— start Items —

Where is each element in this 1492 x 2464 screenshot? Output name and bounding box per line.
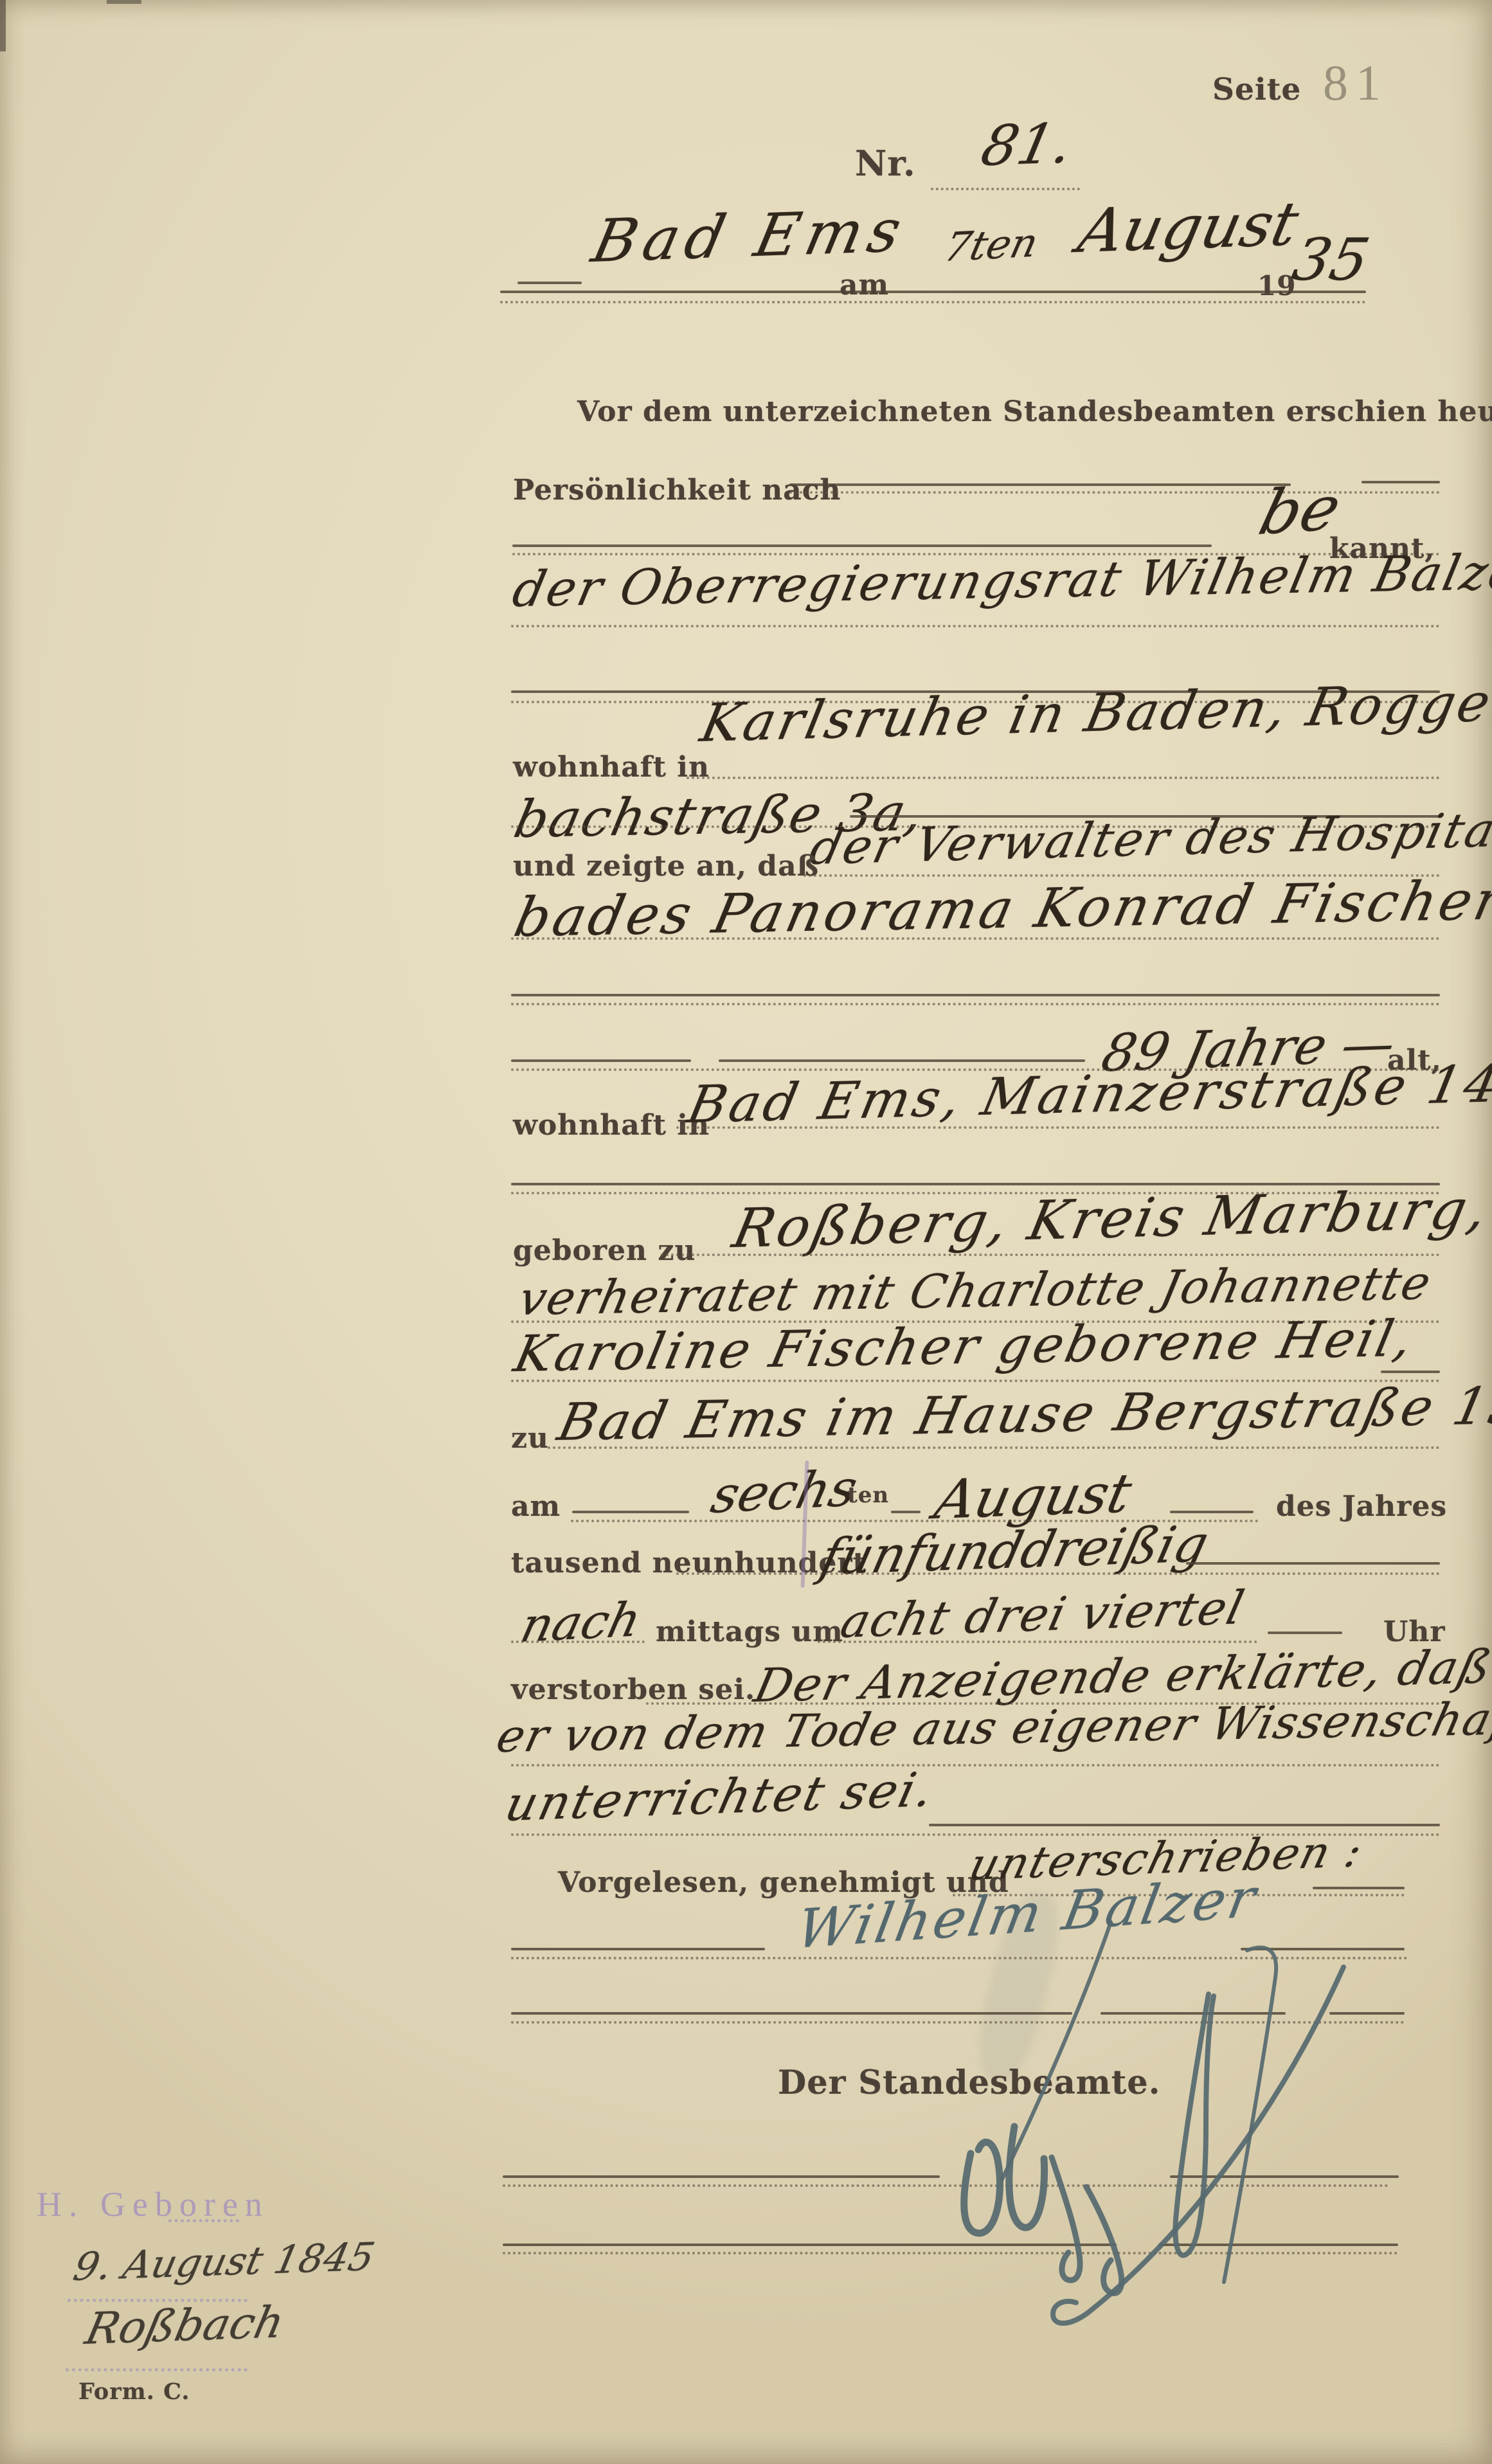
form-rule-dotted: [676, 1126, 1440, 1129]
scanned-death-record-page: Seite 81 Nr. 81. Bad Ems am 7ten August …: [0, 0, 1492, 2464]
form-rule: [511, 1948, 765, 1950]
geboren-stamp: H. Geboren: [37, 2184, 269, 2224]
dateline-month-handwritten: August: [1072, 189, 1304, 267]
stamp-dotted-line: [168, 2219, 239, 2222]
ten-label: ten: [847, 1482, 889, 1508]
rule-dotted: [931, 188, 1080, 190]
form-rule: [719, 1059, 1085, 1062]
wohnhaft-label-1: wohnhaft in: [513, 751, 710, 784]
top-edge-mark: [107, 0, 141, 4]
form-rule: [512, 544, 1212, 547]
des-jahres-label: des Jahres: [1276, 1490, 1447, 1523]
form-rule: [503, 2175, 940, 2178]
birth-place-handwritten: Roßbach: [81, 2297, 289, 2355]
persoenlichkeit-label: Persönlichkeit nach: [513, 474, 841, 507]
death-year-handwritten: fünfunddreißig: [815, 1515, 1214, 1587]
fill-line: [1268, 1632, 1342, 1634]
form-rule: [1362, 481, 1440, 483]
zu-label: zu: [511, 1422, 549, 1455]
fill-line: [1313, 1887, 1405, 1889]
form-rule: [789, 483, 1291, 486]
wohnhaft-label-2: wohnhaft in: [513, 1109, 710, 1142]
fill-line: [572, 1511, 689, 1513]
statement-line3: unterrichtet sei.: [500, 1762, 940, 1832]
residence-karlsruhe-line1: Karlsruhe in Baden, Roggen-: [696, 671, 1492, 754]
am-label-2: am: [511, 1490, 561, 1523]
death-day-handwritten: sechs: [706, 1460, 863, 1525]
form-rule-dotted: [511, 937, 1440, 940]
form-rule-dotted: [818, 1641, 1257, 1643]
form-rule-dotted: [511, 1764, 1440, 1767]
dateline-am-label: am: [840, 269, 889, 301]
dateline-place-handwritten: Bad Ems: [586, 196, 913, 276]
form-rule: [511, 1059, 691, 1062]
geboren-zu-label: geboren zu: [513, 1234, 696, 1267]
zeigte-an-label: und zeigte an, daß: [513, 850, 819, 883]
form-rule: [500, 291, 1366, 293]
binding-edge-mark: [0, 0, 6, 51]
intro-line: Vor dem unterzeichneten Standesbeamten e…: [577, 395, 1492, 428]
birthplace-handwritten: Roßberg, Kreis Marburg,: [728, 1177, 1492, 1260]
form-rule: [511, 994, 1440, 996]
death-place-handwritten: Bad Ems im Hause Bergstraße 15,: [553, 1375, 1492, 1452]
fill-line: [517, 282, 582, 284]
registrar-signature-flourish: [926, 1941, 1376, 2353]
page-number-pencil: 81: [1323, 54, 1389, 112]
nr-value-handwritten: 81.: [976, 111, 1078, 179]
fill-line: [1381, 1371, 1440, 1373]
nach-handwritten: nach: [516, 1592, 646, 1653]
mittags-um-label: mittags um: [656, 1615, 843, 1648]
form-rule-dotted: [687, 777, 1440, 779]
seite-label: Seite: [1212, 72, 1301, 107]
dateline-day-handwritten: 7ten: [940, 219, 1043, 271]
fill-line: [1170, 1511, 1254, 1513]
form-rule-dotted: [500, 301, 1366, 303]
residence-deceased-handwritten: Bad Ems, Mainzerstraße 14,: [683, 1053, 1492, 1135]
dateline-year-handwritten: 35: [1287, 226, 1375, 294]
form-rule-dotted: [511, 625, 1440, 627]
form-rule-dotted: [511, 1003, 1440, 1005]
birth-date-handwritten: 9. August 1845: [69, 2235, 379, 2290]
form-rule-dotted: [661, 1254, 1440, 1256]
death-time-handwritten: acht drei viertel: [836, 1580, 1250, 1648]
fill-line: [891, 1511, 921, 1513]
form-rule-dotted: [511, 1641, 645, 1643]
nr-label: Nr.: [855, 143, 916, 184]
stamp-dotted-line: [66, 2368, 247, 2371]
form-rule-dotted: [676, 1572, 1440, 1575]
form-rule-dotted: [548, 1446, 1440, 1449]
form-type-label: Form. C.: [78, 2379, 190, 2405]
fill-line: [1186, 1562, 1440, 1565]
verstorben-label: verstorben sei.: [511, 1673, 755, 1706]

— end Items —

**Set task**
How many lines in the material above contain the string "August"? Reply with the number only.

**Answer to this task**
3